- _Your task_
Convert the material's lines, from the one containing "x-tick-label: 18 to 24 (543, 656, 658, 725)" through the one containing "y-tick-label: 10 (992, 340, 1007, 356)", into a JSON list of strings with one string per line, leaving out blank lines.

- _Material for this task_
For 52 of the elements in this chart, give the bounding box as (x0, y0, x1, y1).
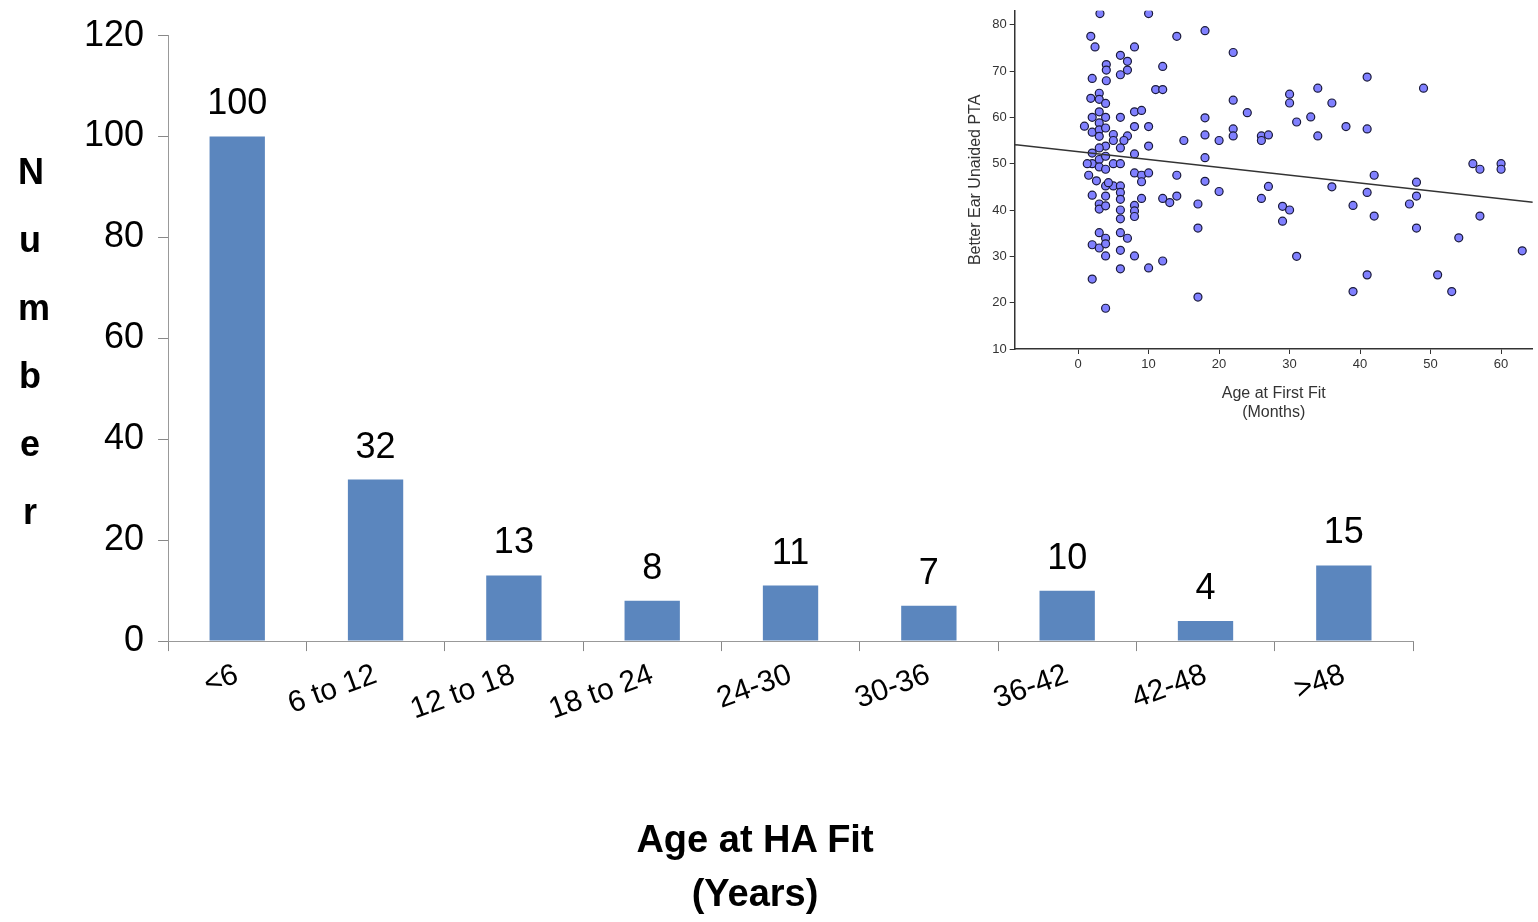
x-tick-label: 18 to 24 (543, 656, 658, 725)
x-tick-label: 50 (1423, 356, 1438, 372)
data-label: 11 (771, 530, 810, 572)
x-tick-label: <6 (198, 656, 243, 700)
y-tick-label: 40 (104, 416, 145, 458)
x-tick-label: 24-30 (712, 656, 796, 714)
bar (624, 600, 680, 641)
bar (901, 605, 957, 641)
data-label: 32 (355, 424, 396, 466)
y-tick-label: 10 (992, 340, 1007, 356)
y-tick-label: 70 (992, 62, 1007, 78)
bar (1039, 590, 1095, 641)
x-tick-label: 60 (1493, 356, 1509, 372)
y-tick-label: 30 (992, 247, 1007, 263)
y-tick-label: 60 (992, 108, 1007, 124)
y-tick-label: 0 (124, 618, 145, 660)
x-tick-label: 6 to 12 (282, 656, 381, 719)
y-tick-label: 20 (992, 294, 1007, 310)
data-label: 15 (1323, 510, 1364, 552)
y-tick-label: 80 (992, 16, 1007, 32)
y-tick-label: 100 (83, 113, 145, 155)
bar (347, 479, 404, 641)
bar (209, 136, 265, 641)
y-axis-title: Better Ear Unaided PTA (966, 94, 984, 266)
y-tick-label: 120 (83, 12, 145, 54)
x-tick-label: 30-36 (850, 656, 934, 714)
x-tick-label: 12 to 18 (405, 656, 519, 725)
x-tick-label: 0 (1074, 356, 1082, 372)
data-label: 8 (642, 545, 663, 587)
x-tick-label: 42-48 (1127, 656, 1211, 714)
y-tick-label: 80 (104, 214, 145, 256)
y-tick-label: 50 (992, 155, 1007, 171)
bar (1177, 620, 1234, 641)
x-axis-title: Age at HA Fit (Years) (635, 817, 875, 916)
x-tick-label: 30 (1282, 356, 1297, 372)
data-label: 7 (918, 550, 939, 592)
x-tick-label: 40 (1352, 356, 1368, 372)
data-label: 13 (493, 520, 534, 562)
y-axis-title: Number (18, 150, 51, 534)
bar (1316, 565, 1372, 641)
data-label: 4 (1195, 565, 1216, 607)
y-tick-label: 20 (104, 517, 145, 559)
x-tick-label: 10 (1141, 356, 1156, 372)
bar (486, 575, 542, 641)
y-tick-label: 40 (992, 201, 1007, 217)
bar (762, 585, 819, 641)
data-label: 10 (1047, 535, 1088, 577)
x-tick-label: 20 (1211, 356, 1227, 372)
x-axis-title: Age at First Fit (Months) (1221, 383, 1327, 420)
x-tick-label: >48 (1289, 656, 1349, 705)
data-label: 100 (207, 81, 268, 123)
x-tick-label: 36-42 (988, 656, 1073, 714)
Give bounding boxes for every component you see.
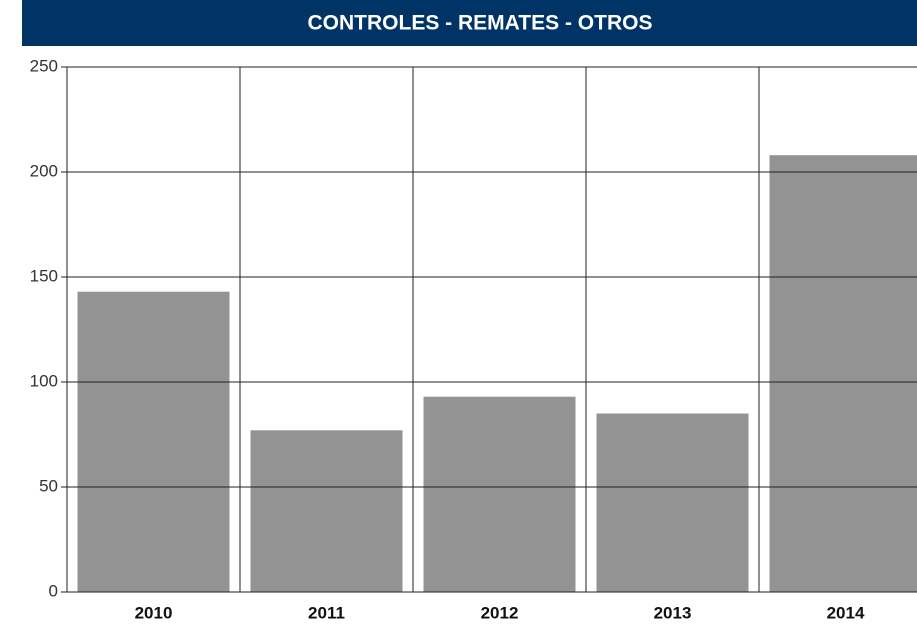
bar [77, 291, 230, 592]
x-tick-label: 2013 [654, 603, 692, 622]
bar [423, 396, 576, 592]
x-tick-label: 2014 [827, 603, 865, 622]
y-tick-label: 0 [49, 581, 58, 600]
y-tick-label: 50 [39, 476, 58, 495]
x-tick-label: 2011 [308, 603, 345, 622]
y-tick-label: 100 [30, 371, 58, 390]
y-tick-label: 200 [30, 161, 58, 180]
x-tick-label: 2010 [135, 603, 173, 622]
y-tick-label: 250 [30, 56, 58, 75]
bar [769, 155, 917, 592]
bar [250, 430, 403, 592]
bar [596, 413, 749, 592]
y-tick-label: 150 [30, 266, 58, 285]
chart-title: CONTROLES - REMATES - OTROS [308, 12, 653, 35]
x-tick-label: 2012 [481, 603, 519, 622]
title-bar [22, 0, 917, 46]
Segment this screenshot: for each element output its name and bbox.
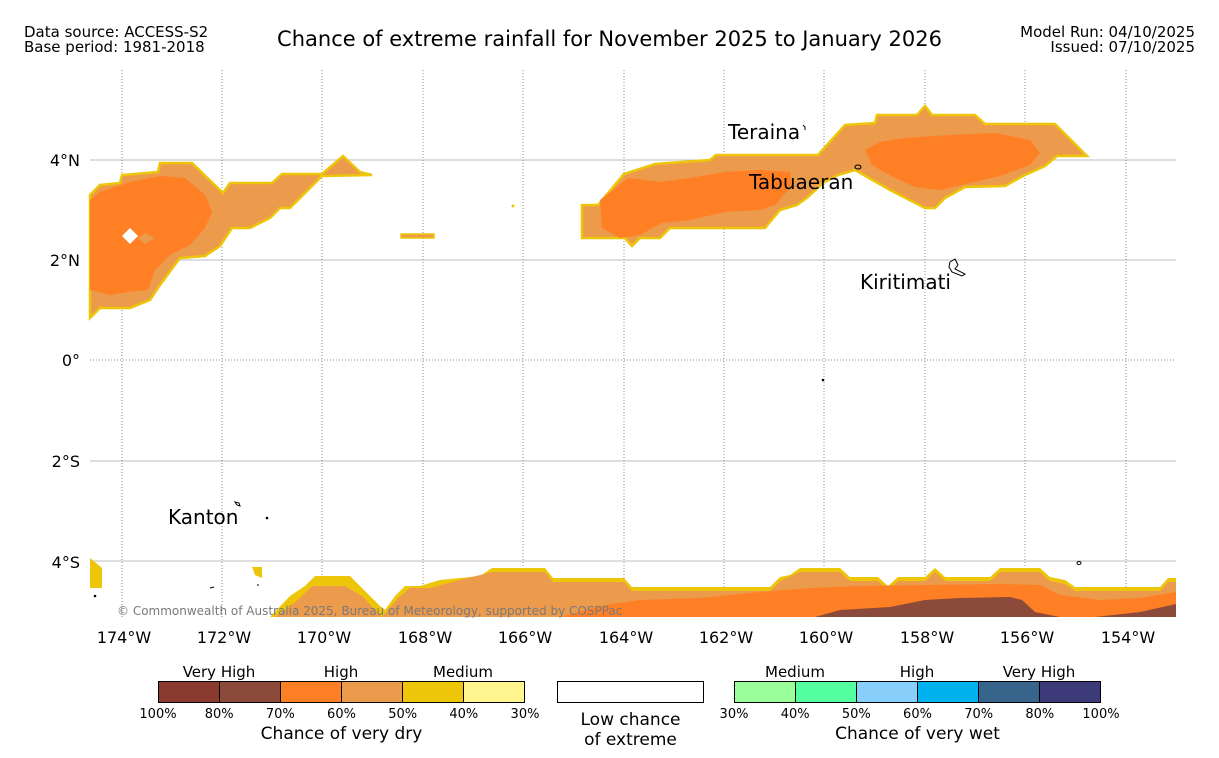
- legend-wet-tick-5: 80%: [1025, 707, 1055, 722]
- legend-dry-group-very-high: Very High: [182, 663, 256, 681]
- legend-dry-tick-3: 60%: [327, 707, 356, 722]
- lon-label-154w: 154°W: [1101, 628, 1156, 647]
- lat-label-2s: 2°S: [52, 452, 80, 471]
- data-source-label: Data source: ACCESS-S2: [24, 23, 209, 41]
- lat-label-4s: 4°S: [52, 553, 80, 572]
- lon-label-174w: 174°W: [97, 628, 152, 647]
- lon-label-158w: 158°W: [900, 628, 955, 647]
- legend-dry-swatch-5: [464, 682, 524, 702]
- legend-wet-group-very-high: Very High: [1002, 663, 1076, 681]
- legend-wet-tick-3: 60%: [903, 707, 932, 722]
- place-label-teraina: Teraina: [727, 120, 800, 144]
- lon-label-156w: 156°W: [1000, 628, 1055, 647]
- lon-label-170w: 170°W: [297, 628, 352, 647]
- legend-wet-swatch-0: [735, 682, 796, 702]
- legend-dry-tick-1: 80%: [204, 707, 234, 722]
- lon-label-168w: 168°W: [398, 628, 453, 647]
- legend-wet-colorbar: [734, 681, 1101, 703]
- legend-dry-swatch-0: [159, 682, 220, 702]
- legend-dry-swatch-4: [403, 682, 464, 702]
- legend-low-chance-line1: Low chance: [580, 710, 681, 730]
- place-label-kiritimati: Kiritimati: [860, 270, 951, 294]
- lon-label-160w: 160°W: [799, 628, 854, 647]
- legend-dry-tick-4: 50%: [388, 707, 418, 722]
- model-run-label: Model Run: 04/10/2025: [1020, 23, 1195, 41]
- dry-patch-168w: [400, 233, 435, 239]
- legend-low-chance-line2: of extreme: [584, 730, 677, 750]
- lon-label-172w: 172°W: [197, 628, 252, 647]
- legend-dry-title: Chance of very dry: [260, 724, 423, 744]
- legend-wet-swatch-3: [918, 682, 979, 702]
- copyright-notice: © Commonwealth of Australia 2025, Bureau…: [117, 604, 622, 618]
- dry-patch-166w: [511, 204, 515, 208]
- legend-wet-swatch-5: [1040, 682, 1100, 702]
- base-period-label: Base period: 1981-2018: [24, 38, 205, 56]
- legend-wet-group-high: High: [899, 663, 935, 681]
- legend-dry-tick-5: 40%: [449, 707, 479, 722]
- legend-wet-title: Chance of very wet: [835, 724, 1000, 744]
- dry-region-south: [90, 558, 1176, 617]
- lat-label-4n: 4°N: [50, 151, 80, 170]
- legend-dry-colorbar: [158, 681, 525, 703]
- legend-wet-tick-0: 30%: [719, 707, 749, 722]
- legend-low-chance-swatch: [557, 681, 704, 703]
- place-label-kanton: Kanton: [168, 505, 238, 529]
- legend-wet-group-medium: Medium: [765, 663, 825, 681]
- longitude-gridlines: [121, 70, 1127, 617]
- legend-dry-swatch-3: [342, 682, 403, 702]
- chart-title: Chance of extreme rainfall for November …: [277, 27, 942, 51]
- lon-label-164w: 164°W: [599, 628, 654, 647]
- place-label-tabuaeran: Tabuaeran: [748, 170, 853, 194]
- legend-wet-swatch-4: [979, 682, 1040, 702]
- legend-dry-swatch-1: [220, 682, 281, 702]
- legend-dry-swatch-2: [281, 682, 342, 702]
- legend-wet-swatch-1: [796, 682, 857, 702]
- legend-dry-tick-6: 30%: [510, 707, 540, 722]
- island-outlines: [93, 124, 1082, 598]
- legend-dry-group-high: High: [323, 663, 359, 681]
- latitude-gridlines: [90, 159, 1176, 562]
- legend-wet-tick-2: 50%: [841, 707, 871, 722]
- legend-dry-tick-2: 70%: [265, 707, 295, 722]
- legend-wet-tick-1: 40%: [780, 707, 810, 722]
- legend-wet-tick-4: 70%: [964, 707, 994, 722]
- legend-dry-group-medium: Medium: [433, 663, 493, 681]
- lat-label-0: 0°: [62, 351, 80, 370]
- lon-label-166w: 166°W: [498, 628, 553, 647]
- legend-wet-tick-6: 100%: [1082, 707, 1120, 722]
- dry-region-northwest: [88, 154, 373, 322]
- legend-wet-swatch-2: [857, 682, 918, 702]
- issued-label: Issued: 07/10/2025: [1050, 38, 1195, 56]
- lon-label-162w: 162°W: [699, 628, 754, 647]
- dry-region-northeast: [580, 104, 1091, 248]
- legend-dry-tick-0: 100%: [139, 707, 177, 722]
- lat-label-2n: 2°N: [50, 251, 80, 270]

- _The response_
[
  "x-tick-label: 18 to 24 (543, 656, 658, 725)",
  "x-tick-label: 50 (1423, 356, 1438, 372)",
  "data-label: 11 (771, 530, 810, 572)",
  "x-tick-label: <6 (198, 656, 243, 700)",
  "y-tick-label: 40 (104, 416, 145, 458)",
  "x-tick-label: 24-30 (712, 656, 796, 714)",
  "bar (624, 600, 680, 641)",
  "bar (901, 605, 957, 641)",
  "data-label: 32 (355, 424, 396, 466)",
  "y-tick-label: 10 (992, 340, 1007, 356)"
]